▶ Passage to read
I find the source of my comfort and blessings, including our greatest nation on earth, to be graces that the Lord has bestowed upon me. My aforementioned liberal friends find what blessings they have to be the result of government entitlements, largesse, or legislation. In times of despair or trouble, I turn to my loved ones and the Lord for comfort. In times of despair or trouble for my friends, they ask what Lord Obama will do to help them. My God is Jesus Christ; some of my liberal friends’ god is indeed the state.
Among America's blessings is T. Paine's internet blog, at which he teaches the virtues of conservatism.
Please visit Saving Common Sense.
Mr. Myste, you are shameless, my friend!
Most of your silliness is not even worth rebuttal.
That said, I will point out that my comments regarding President Obama's skin color were, once again, NOT something that I had brought up in our sparring. I brought it up in counter-point to your accusations, as you seem to imply that conservatives disapprove of him merely because of his skin color. While no doubt there are such racists out there, they are an infinitesimally small minority.
As for Obama's Christianity, well he is free to ascribe whatever faith he chooses to his own life; however, his belief in collective salvation is an anathema to the Christianity as taught by our Lord. Indeed, it is not unlike our brother and sister Mormon's who claim to have founded the "restored church" of Jesus Christ of Latter Day Saints on this earth, despite the fact that their own founder's writings in the Book of Mormon is often irrevocably at odds with nearly 1850 years of previous Christian teaching, doctrine, and scripture.
So Obama can indeed claim to be a Christian, but that has about as much credibility to those who truly understand as would be a self-avowed claim by him to being fiscally conservative.
- - T. Paine, July 8, 2011
As for most of the comment being unworthy of rebuttal, as a very wise man once said, “I will accept your concession in the manner in which it was offered.”
As for Barack Hussein Obama’s faith as un-Christian as that of a Mormon, I will accept your un-acceptance of other Christians in the manner in which it was offered.
As for my insinuation that you are a racist, I was surprised to learn of it I do sincerely apologize for the misunderstanding.

▶ Parts of the exercise
**A.** Copy the blog exchange word for word, between "So Obama can" and "Christians in the manner in which it was offered.", inclusive.
**B.** In the blog exchange, what does the writer say his liberal friends credit their blessings to? List each one.
**C.** According to the blog exchange, what does T. Paine teach at his internet blog?

▶ Supplied data

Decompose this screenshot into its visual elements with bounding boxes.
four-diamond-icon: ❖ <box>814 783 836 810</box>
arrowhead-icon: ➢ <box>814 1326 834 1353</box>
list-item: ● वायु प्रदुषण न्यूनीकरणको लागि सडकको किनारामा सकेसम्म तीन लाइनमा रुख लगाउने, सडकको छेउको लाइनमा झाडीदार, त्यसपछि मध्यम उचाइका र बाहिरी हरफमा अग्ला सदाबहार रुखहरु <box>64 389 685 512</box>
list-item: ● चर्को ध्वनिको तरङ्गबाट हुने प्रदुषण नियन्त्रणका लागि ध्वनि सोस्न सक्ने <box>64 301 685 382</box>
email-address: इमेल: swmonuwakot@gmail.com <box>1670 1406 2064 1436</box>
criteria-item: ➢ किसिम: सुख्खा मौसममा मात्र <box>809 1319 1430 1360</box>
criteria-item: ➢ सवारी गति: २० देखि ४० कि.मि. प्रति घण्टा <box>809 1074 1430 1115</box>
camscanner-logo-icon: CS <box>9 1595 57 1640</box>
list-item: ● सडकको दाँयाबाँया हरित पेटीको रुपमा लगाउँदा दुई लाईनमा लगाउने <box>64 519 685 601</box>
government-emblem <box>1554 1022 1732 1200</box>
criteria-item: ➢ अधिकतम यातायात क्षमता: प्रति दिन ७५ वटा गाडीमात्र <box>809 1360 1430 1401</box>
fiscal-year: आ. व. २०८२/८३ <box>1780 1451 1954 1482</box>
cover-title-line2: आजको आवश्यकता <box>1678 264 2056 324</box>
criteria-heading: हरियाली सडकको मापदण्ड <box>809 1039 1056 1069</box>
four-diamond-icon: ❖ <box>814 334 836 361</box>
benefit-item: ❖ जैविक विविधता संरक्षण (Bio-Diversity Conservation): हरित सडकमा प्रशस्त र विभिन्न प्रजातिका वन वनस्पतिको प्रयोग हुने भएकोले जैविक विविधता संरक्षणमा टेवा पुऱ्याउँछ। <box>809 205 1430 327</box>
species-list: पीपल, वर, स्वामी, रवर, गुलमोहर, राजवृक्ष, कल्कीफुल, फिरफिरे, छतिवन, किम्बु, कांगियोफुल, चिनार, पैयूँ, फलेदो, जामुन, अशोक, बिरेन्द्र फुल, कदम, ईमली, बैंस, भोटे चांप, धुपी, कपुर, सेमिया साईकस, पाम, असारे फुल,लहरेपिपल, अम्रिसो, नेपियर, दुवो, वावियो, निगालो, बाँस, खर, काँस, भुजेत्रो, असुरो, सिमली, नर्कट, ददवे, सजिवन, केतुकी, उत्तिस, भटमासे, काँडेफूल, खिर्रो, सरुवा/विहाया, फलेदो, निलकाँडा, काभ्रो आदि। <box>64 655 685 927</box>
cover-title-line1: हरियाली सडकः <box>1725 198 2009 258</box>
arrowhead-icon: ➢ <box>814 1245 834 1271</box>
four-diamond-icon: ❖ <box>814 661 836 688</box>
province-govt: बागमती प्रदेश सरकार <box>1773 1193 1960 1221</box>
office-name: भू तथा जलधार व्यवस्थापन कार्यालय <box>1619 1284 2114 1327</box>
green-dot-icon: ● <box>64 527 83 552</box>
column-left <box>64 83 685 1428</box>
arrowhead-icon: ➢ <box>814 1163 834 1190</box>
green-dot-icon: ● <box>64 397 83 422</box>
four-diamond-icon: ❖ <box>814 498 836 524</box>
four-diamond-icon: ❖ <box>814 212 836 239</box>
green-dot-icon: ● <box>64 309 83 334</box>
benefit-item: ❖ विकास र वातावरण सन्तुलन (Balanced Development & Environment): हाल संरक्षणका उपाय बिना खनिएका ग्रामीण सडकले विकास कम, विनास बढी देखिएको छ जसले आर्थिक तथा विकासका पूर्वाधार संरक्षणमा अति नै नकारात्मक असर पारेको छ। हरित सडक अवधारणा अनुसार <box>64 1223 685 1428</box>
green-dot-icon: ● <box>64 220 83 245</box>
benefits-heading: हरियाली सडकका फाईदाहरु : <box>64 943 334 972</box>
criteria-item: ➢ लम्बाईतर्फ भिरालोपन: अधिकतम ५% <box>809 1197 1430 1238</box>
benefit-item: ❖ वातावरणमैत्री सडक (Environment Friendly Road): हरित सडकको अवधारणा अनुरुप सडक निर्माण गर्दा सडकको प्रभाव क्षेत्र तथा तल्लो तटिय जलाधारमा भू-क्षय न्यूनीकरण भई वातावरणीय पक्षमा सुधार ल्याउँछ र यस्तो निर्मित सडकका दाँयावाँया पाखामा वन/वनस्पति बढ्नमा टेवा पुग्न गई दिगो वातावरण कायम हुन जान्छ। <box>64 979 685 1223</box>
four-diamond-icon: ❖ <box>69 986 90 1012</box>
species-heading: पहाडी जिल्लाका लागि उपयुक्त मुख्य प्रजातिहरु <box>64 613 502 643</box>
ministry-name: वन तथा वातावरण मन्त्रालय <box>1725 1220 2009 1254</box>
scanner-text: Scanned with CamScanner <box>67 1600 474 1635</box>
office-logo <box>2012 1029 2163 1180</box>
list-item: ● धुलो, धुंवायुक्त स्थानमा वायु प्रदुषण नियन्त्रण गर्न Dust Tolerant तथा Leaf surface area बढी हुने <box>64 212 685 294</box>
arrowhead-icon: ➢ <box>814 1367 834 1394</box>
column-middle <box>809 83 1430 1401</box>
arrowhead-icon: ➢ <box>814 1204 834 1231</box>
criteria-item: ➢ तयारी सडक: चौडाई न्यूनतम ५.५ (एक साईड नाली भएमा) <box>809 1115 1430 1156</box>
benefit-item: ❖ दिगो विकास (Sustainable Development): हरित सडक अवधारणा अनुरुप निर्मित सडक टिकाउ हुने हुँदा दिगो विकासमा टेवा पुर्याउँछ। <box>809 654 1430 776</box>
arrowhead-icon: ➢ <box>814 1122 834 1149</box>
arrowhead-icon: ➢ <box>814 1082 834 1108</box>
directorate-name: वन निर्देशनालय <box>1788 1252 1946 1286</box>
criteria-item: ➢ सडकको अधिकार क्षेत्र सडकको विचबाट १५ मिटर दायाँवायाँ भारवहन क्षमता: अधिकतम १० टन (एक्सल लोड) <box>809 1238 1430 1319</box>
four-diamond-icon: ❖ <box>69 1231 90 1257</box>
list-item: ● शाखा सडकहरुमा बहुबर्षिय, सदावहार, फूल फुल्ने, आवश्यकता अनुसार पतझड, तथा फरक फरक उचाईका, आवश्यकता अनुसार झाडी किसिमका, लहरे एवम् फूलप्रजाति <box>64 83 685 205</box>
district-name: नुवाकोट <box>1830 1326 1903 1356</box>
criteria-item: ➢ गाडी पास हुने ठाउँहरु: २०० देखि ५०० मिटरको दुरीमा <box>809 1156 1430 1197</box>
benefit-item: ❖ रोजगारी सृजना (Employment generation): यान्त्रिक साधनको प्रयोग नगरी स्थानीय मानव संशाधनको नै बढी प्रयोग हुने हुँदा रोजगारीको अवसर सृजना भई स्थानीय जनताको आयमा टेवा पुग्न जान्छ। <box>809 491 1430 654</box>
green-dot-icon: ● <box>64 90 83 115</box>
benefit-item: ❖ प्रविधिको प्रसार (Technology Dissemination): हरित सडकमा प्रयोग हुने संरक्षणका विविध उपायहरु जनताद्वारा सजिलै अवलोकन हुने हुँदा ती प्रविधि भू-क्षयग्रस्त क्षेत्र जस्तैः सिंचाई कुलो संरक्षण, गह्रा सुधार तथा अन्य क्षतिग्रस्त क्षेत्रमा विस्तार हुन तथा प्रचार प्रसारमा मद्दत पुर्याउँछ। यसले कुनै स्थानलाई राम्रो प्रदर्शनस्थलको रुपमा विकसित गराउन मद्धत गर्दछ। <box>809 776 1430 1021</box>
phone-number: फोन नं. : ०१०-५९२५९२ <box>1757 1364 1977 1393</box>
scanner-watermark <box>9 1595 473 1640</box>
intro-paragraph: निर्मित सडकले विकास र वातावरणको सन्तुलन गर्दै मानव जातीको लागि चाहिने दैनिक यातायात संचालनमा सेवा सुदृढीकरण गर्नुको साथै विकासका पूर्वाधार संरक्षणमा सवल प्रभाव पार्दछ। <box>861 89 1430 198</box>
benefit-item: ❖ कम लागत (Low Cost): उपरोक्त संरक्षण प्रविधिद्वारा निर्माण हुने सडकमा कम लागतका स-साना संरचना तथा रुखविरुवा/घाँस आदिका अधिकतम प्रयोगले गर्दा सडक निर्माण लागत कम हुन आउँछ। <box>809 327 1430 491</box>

▶ Results by task
**A.**
So Obama can indeed claim to be a Christian, but that has about as much credibility to those who truly understand as would be a self-avowed claim by him to being fiscally conservative.
- - T. Paine, July 8, 2011
As for most of the comment being unworthy of rebuttal, as a very wise man once said, “I will accept your concession in the manner in which it was offered.”
As for Barack Hussein Obama’s faith as un-Christian as that of a Mormon, I will accept your un-acceptance of other Christians in the manner in which it was offered.

**B.**
Government entitlements
Largesse
Legislation

**C.** The virtues of conservatism.